# SHORT EXERCISE:
All of the records listed below should be retyped exactly.

::: GIVEN ENTRIES :::

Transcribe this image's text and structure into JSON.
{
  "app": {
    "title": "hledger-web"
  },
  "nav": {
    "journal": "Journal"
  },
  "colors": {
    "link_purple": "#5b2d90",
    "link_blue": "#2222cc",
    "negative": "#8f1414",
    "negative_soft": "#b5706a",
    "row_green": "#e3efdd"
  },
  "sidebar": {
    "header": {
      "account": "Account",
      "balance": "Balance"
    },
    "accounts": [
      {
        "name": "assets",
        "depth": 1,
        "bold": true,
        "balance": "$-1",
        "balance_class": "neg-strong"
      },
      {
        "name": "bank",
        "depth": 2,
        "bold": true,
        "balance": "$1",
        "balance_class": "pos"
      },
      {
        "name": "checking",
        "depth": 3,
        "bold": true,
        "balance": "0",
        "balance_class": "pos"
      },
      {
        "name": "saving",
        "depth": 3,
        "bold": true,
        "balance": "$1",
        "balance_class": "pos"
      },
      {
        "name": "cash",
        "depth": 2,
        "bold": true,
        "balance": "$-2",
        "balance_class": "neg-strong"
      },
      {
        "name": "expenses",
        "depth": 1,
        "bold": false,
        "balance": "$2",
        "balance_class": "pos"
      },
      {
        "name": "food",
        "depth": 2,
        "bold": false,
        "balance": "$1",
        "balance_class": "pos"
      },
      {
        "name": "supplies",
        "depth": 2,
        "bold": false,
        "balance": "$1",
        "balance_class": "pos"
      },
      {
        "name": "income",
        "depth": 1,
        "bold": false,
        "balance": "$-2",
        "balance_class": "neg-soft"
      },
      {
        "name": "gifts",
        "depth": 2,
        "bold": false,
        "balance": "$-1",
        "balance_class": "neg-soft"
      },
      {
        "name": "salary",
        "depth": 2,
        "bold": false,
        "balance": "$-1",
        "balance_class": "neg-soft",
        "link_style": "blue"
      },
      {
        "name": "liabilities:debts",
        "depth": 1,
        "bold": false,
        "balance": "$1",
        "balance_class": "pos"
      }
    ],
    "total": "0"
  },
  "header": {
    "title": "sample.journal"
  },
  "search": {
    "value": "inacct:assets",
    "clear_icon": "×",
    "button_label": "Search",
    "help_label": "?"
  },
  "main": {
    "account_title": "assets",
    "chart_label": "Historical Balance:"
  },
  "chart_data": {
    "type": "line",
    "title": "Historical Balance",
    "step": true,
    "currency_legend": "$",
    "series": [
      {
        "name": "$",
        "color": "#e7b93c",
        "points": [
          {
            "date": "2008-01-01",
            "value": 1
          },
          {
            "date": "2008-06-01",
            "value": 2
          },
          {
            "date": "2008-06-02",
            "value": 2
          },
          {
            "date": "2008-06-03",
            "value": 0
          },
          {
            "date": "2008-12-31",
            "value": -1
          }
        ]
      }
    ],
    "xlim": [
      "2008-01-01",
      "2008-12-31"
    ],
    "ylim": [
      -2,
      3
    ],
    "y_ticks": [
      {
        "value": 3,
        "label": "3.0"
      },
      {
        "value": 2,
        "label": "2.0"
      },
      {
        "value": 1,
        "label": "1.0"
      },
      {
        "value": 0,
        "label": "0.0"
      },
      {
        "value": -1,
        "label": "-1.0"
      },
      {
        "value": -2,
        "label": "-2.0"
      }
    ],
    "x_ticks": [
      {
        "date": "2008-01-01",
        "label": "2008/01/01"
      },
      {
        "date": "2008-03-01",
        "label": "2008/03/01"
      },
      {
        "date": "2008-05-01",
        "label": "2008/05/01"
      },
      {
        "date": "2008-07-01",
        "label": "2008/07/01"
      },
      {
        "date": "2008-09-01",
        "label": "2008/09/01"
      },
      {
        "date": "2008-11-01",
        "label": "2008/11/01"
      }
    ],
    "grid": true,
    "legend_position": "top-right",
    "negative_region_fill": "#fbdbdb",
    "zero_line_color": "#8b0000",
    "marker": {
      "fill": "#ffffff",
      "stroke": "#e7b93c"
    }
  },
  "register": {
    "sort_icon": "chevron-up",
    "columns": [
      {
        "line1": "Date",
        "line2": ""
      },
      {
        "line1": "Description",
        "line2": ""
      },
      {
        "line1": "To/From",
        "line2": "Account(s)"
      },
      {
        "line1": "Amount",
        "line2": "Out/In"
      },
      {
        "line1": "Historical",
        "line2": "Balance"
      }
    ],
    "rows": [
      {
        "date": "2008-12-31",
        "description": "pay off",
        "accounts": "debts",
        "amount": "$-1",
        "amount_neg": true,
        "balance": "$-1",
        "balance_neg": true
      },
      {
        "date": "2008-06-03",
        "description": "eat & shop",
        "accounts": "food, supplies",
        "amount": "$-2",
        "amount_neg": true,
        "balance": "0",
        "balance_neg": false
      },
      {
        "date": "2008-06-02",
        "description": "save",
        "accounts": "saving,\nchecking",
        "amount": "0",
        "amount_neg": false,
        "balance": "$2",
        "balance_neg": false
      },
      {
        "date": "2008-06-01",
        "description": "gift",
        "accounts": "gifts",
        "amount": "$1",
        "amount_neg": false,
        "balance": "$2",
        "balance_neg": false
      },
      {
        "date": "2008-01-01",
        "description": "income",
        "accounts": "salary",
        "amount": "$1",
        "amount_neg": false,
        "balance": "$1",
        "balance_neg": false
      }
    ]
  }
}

:::

# SOLUTION FOR THIS EXERCISE:
Transcribe this image's text and structure into JSON.
{
  "app": {
    "title": "hledger-web"
  },
  "nav": {
    "journal": "Journal"
  },
  "colors": {
    "link_purple": "#5b2d90",
    "link_blue": "#2222cc",
    "negative": "#8f1414",
    "negative_soft": "#b5706a",
    "row_green": "#e3efdd"
  },
  "sidebar": {
    "header": {
      "account": "Account",
      "balance": "Balance"
    },
    "accounts": [
      {
        "name": "assets",
        "depth": 1,
        "bold": true,
        "balance": "$-1",
        "balance_class": "neg-strong"
      },
      {
        "name": "bank",
        "depth": 2,
        "bold": true,
        "balance": "$1",
        "balance_class": "pos"
      },
      {
        "name": "checking",
        "depth": 3,
        "bold": true,
        "balance": "0",
        "balance_class": "pos"
      },
      {
        "name": "saving",
        "depth": 3,
        "bold": true,
        "balance": "$1",
        "balance_class": "pos"
      },
      {
        "name": "cash",
        "depth": 2,
        "bold": true,
        "balance": "$-2",
        "balance_class": "neg-strong"
      },
      {
        "name": "expenses",
        "depth": 1,
        "bold": false,
        "balance": "$2",
        "balance_class": "pos"
      },
      {
        "name": "food",
        "depth": 2,
        "bold": false,
        "balance": "$1",
        "balance_class": "pos"
      },
      {
        "name": "supplies",
        "depth": 2,
        "bold": false,
        "balance": "$1",
        "balance_class": "pos"
      },
      {
        "name": "income",
        "depth": 1,
        "bold": false,
        "balance": "$-2",
        "balance_class": "neg-soft"
      },
      {
        "name": "gifts",
        "depth": 2,
        "bold": false,
        "balance": "$-1",
        "balance_class": "neg-soft"
      },
      {
        "name": "salary",
        "depth": 2,
        "bold": false,
        "balance": "$-1",
        "balance_class": "neg-soft",
        "link_style": "blue"
      },
      {
        "name": "liabilities:debts",
        "depth": 1,
        "bold": false,
        "balance": "$1",
        "balance_class": "pos"
      }
    ],
    "total": "0"
  },
  "header": {
    "title": "sample.journal"
  },
  "search": {
    "value": "inacct:assets",
    "clear_icon": "×",
    "button_label": "Search",
    "help_label": "?"
  },
  "main": {
    "account_title": "assets",
    "chart_label": "Historical Balance:"
  },
  "chart_data": {
    "type": "line",
    "title": "Historical Balance",
    "step": true,
    "currency_legend": "$",
    "series": [
      {
        "name": "$",
        "color": "#e7b93c",
        "points": [
          {
            "date": "2008-01-01",
            "value": 1
          },
          {
            "date": "2008-06-01",
            "value": 2
          },
          {
            "date": "2008-06-02",
            "value": 2
          },
          {
            "date": "2008-06-03",
            "value": 0
          },
          {
            "date": "2008-12-31",
            "value": -1
          }
        ]
      }
    ],
    "xlim": [
      "2008-01-01",
      "2008-12-31"
    ],
    "ylim": [
      -2,
      3
    ],
    "y_ticks": [
      {
        "value": 3,
        "label": "3.0"
      },
      {
        "value": 2,
        "label": "2.0"
      },
      {
        "value": 1,
        "label": "1.0"
      },
      {
        "value": 0,
        "label": "0.0"
      },
      {
        "value": -1,
        "label": "-1.0"
      },
      {
        "value": -2,
        "label": "-2.0"
      }
    ],
    "x_ticks": [
      {
        "date": "2008-01-01",
        "label": "2008/01/01"
      },
      {
        "date": "2008-03-01",
        "label": "2008/03/01"
      },
      {
        "date": "2008-05-01",
        "label": "2008/05/01"
      },
      {
        "date": "2008-07-01",
        "label": "2008/07/01"
      },
      {
        "date": "2008-09-01",
        "label": "2008/09/01"
      },
      {
        "date": "2008-11-01",
        "label": "2008/11/01"
      }
    ],
    "grid": true,
    "legend_position": "top-right",
    "negative_region_fill": "#fbdbdb",
    "zero_line_color": "#8b0000",
    "marker": {
      "fill": "#ffffff",
      "stroke": "#e7b93c"
    }
  },
  "register": {
    "sort_icon": "chevron-up",
    "columns": [
      {
        "line1": "Date",
        "line2": ""
      },
      {
        "line1": "Description",
        "line2": ""
      },
      {
        "line1": "To/From",
        "line2": "Account(s)"
      },
      {
        "line1": "Amount",
        "line2": "Out/In"
      },
      {
        "line1": "Historical",
        "line2": "Balance"
      }
    ],
    "rows": [
      {
        "date": "2008-12-31",
        "description": "pay off",
        "accounts": "debts",
        "amount": "$-1",
        "amount_neg": true,
        "balance": "$-1",
        "balance_neg": true
      },
      {
        "date": "2008-06-03",
        "description": "eat & shop",
        "accounts": "food, supplies",
        "amount": "$-2",
        "amount_neg": true,
        "balance": "0",
        "balance_neg": false
      },
      {
        "date": "2008-06-02",
        "description": "save",
        "accounts": "saving,\nchecking",
        "amount": "0",
        "amount_neg": false,
        "balance": "$2",
        "balance_neg": false
      },
      {
        "date": "2008-06-01",
        "description": "gift",
        "accounts": "gifts",
        "amount": "$1",
        "amount_neg": false,
        "balance": "$2",
        "balance_neg": false
      },
      {
        "date": "2008-01-01",
        "description": "income",
        "accounts": "salary",
        "amount": "$1",
        "amount_neg": false,
        "balance": "$1",
        "balance_neg": false
      }
    ]
  }
}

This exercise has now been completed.